** start of SELECTED EXCERPT **

[Haskell-cafe] Re: An interesting monad: "Prompt"

[Derek Elkins]

On Sat, 2007-11-24 at 11:10 +0100, apfelmus wrote:
> Derek Elkins wrote:
> > Ryan Ingram wrote:
> >> apfelmus wrote: 
> >>         A context passing implementation (yielding the ContT monad
> >>         transformer)
> >>         will remedy this.
> >>  
> >> Wait, are you saying that if you apply ContT to any monad that has the
> >> "left recursion on >>= takes quadratic time" problem, and represent
> >> all primitive operations via lift (never using >>= within "lift"),
> >> that you will get a new monad that doesn't have that problem?
> >>  
> >> If so, that's pretty cool.
> >>  
> >> To be clear, by ContT I mean this monad:
> >> newtype ContT m a = ContT { runContT :: forall b. (a -> m b) -> m b }
> >>  
> >> instance Monad m => Monad (ContT m) where
> >>     return x = ContT $ \c -> c x
> >>     m >>= f  = ContT $ \c -> runContT m $ \a -> runContT (f a) c
> >>     fail     = lift . fail
> >>  
> >> instance MonadTrans ContT where
> >>     lift m   = ContT $ \c -> m >>= c
> >>  
> >> evalContT :: Monad m => ContT m a -> m a
> >> evalContT m = runContT m return
> 
> Yes, that's the case because the only way to use >>= from the old monad 
> is via lift. Since only primitive operations are being lifted into the 
> left of >>=, it's only nested in a right-associative fashion. The 
> remaining thing to prove is that ContT itself doesn't have the 
> left-associativity problem or any other similar problem. It's pretty 
> intuitive, but unfortunately, I currently don't know how to prove or 
> even specify that exactly. The problem is that expressions with >>= 
> contain arbitrary unapplied lambda abstractions and mixed types but the 
> types shouldn't be much a minor problem.

** end of SELECTED EXCERPT **
** start of THE DATA **

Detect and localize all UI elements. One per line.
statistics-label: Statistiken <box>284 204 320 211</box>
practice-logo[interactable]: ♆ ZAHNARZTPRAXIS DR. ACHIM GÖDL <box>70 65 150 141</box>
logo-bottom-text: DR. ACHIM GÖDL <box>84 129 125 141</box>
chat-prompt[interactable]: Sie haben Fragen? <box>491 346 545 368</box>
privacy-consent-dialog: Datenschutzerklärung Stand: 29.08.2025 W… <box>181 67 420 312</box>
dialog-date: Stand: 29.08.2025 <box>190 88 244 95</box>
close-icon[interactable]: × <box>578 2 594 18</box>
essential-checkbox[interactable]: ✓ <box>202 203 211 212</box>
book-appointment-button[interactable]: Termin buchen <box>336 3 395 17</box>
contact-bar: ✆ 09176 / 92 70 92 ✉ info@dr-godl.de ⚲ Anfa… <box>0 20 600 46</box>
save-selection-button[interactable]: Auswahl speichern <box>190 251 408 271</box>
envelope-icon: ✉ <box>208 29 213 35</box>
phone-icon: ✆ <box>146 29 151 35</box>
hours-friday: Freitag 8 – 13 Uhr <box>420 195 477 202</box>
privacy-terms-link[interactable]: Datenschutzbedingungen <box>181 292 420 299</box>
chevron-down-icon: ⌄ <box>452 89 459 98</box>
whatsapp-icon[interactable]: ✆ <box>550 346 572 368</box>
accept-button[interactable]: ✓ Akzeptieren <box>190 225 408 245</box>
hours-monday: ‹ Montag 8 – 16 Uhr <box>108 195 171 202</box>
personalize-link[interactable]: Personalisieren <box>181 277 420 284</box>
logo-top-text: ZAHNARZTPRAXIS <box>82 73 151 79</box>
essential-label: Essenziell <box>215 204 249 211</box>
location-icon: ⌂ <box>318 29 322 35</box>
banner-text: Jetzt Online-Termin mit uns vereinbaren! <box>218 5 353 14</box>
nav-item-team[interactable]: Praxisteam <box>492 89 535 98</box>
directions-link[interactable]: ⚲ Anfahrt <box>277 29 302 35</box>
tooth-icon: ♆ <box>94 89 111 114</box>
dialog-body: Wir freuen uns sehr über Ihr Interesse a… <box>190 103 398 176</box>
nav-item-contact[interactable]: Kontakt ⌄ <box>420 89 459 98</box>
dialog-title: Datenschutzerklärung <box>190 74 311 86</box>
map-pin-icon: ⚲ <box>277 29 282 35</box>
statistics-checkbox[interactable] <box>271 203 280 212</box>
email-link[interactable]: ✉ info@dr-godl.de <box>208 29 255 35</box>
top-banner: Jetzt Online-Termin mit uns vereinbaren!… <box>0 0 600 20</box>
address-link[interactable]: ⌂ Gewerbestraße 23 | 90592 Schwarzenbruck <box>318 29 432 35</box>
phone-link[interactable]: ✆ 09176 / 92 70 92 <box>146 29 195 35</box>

** end of THE DATA **
** start of THE DATA **

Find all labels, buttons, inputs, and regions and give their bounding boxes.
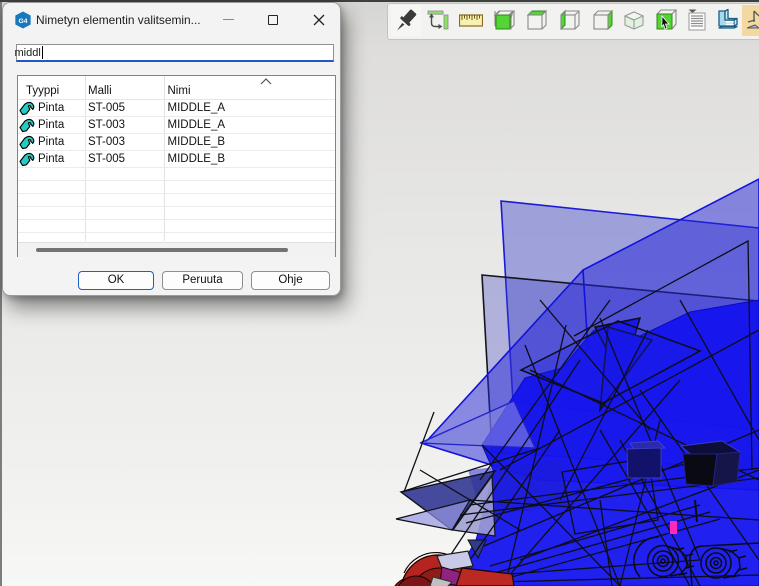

** end of THE DATA **

» **REQUESTS**:
1. Transcribe the passage of the thread on the "Prompt" monad, everything from "On Sat, 2007-11-24" down to "have that problem?".
2. In the listing, restate word for word everything from the line that contains "Detect and localize" down to the line that contains "dialog-date: Stand: 29.08.2025", both lines included.

» **ANSWERS PER TASK**:
1.
On Sat, 2007-11-24 at 11:10 +0100, apfelmus wrote:
> Derek Elkins wrote:
> > Ryan Ingram wrote:
> >> apfelmus wrote: 
> >>         A context passing implementation (yielding the ContT monad
> >>         transformer)
> >>         will remedy this.
> >>  
> >> Wait, are you saying that if you apply ContT to any monad that has the
> >> "left recursion on >>= takes quadratic time" problem, and represent
> >> all primitive operations via lift (never using >>= within "lift"),
> >> that you will get a new monad that doesn't have that problem?

2.
Detect and localize all UI elements. One per line.
statistics-label: Statistiken <box>284 204 320 211</box>
practice-logo[interactable]: ♆ ZAHNARZTPRAXIS DR. ACHIM GÖDL <box>70 65 150 141</box>
logo-bottom-text: DR. ACHIM GÖDL <box>84 129 125 141</box>
chat-prompt[interactable]: Sie haben Fragen? <box>491 346 545 368</box>
privacy-consent-dialog: Datenschutzerklärung Stand: 29.08.2025 W… <box>181 67 420 312</box>
dialog-date: Stand: 29.08.2025 <box>190 88 244 95</box>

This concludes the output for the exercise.